__What you are asked to do__
Return only the number of lines that hold "JSON".

__Dataset records__
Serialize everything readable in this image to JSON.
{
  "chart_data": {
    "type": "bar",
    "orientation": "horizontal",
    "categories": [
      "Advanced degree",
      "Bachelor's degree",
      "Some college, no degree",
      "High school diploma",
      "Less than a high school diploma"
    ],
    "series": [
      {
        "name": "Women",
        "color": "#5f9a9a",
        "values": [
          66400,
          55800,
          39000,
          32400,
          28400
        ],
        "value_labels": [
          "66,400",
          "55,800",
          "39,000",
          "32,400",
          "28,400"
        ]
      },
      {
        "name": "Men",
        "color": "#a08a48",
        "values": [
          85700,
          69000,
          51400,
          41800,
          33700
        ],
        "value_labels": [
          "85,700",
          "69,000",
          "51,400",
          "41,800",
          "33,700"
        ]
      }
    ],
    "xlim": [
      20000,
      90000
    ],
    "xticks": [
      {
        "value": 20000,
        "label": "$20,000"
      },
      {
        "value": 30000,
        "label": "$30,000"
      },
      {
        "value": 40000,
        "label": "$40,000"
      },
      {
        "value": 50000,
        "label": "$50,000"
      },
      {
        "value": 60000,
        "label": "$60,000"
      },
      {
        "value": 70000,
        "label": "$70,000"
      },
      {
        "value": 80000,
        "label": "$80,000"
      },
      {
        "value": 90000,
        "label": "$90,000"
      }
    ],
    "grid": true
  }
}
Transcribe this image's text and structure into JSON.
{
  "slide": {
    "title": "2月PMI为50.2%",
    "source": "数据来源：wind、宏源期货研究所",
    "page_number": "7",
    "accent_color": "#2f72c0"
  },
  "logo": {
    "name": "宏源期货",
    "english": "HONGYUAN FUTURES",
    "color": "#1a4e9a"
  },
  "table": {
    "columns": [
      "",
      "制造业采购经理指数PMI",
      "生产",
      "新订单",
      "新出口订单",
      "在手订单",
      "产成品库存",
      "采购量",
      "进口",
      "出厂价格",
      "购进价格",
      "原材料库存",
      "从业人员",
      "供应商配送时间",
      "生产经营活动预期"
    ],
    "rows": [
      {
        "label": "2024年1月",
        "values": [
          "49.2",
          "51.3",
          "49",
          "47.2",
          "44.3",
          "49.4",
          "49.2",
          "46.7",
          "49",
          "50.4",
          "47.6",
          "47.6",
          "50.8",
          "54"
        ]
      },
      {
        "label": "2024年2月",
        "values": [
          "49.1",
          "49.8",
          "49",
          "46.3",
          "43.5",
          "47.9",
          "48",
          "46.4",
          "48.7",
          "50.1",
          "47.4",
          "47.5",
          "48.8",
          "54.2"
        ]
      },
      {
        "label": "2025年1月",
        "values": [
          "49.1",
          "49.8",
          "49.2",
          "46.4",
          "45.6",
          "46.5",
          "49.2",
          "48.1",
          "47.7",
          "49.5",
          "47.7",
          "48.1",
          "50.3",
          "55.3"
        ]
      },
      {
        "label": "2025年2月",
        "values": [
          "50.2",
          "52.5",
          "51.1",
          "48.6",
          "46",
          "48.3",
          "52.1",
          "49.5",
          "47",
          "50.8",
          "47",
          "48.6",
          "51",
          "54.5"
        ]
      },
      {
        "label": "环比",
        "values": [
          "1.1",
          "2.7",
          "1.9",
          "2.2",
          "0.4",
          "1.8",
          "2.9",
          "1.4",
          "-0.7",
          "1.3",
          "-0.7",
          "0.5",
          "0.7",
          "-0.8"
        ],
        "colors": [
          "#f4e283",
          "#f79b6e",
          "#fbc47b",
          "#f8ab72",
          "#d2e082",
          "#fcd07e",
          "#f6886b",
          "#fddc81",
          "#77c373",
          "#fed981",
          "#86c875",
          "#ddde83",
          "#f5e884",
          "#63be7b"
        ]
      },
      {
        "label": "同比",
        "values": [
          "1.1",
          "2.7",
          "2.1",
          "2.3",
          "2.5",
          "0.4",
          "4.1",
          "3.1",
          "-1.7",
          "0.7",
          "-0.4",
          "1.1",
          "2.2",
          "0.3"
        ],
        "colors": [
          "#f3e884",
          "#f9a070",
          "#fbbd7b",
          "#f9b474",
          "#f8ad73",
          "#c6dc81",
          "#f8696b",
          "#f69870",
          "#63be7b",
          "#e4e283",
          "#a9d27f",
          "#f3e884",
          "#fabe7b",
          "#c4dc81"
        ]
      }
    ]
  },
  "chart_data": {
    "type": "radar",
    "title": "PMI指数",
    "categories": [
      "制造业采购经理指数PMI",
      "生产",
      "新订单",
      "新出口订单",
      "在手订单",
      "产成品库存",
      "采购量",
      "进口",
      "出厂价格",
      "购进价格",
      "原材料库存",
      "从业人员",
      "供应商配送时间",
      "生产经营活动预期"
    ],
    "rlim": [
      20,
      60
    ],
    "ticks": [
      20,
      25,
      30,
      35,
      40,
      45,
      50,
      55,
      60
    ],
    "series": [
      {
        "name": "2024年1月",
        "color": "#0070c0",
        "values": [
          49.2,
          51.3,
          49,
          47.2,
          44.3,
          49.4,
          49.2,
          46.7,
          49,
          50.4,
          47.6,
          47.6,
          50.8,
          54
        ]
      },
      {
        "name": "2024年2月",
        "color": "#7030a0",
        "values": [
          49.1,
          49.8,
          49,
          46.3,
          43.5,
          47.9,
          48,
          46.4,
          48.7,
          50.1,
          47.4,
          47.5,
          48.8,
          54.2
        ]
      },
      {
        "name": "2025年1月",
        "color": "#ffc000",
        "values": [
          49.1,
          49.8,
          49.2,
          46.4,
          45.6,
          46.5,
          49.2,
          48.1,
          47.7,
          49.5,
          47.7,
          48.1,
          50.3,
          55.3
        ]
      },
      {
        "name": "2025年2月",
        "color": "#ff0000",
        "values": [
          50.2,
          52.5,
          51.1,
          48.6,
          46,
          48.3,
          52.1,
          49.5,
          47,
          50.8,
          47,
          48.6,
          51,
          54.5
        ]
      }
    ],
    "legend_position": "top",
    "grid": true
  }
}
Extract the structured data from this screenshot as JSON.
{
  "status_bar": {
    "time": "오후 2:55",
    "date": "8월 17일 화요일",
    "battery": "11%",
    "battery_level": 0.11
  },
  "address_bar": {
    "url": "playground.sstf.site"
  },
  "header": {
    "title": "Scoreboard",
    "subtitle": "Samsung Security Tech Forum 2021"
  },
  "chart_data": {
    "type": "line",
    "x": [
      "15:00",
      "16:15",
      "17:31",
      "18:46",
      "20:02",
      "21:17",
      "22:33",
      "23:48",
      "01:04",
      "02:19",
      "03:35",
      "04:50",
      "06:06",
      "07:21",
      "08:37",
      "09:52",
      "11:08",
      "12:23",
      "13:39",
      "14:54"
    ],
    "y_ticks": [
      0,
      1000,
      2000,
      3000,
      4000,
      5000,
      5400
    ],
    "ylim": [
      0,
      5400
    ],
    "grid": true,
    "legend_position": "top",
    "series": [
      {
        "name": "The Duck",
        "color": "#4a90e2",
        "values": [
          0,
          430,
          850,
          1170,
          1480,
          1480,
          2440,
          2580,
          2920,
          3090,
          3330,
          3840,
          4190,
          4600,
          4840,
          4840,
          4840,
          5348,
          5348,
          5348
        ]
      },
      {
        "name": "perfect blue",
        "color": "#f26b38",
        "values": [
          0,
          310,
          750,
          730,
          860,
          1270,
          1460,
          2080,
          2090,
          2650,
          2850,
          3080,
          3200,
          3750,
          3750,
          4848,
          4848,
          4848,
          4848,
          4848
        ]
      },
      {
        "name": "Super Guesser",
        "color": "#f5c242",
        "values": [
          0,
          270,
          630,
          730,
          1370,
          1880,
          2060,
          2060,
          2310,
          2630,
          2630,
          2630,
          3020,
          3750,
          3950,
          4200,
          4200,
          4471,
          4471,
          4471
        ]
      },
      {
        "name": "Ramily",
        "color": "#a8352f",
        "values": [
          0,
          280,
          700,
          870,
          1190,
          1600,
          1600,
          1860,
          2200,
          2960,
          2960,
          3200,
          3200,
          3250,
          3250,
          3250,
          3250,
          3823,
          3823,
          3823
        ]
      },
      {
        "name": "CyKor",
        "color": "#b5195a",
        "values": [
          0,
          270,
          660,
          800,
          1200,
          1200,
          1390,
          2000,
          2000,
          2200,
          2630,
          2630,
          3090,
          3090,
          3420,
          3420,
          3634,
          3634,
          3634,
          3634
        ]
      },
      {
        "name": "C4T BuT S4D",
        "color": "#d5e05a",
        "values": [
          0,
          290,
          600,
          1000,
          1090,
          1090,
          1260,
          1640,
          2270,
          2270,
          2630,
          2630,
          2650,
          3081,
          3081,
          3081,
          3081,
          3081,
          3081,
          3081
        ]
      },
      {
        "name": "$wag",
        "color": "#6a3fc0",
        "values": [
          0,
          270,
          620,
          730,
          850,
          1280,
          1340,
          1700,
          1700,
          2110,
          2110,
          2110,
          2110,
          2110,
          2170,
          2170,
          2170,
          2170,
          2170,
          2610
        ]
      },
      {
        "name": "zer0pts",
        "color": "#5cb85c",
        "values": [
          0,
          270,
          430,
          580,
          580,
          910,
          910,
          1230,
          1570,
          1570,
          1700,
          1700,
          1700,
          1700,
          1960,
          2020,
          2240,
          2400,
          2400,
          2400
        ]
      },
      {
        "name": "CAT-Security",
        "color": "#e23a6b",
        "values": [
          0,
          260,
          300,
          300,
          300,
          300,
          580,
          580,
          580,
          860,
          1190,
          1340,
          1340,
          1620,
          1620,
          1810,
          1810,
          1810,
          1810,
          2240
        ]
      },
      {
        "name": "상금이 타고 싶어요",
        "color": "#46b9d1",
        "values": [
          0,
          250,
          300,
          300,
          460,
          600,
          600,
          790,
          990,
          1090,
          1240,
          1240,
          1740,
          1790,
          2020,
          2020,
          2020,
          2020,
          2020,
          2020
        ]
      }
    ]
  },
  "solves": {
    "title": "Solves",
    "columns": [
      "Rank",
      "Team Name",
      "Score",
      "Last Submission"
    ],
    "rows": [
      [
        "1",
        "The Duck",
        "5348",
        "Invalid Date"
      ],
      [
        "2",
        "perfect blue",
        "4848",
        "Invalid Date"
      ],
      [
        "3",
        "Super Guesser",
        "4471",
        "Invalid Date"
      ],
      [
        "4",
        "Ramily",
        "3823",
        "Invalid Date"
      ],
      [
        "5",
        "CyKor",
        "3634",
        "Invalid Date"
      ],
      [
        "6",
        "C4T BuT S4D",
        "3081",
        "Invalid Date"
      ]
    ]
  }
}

__Completed task__
3